# [Short task]
Check each line below for the word "name", and copy those that have it.

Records
= = =

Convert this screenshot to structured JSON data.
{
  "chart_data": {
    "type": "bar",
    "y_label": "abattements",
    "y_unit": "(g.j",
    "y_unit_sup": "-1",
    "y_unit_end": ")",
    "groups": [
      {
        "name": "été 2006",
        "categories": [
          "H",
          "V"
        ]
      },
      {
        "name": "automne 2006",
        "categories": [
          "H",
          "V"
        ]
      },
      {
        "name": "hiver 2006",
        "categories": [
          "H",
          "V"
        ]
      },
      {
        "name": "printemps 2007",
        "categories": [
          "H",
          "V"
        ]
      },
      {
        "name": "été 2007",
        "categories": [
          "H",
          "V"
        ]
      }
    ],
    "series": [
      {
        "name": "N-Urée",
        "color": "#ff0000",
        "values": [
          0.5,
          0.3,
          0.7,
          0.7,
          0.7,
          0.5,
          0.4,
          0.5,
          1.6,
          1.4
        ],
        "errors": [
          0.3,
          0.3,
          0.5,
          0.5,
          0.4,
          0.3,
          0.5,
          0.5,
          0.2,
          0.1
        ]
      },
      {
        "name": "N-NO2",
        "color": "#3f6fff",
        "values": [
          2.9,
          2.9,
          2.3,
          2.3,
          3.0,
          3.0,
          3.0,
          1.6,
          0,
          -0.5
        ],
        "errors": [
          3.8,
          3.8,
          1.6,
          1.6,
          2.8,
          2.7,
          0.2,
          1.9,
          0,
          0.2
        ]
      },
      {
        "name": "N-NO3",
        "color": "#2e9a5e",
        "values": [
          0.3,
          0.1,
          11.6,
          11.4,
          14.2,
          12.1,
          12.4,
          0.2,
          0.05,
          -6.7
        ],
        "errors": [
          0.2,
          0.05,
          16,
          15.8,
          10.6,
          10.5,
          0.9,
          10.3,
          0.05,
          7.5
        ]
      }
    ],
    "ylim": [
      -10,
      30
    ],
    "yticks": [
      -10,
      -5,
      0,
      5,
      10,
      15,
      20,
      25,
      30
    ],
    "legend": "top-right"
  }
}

= = =

# [Answer below]
        "name": "été 2006",
        "name": "automne 2006",
        "name": "hiver 2006",
        "name": "printemps 2007",
        "name": "été 2007",
        "name": "N-Urée",
        "name": "N-NO2",
        "name": "N-NO3",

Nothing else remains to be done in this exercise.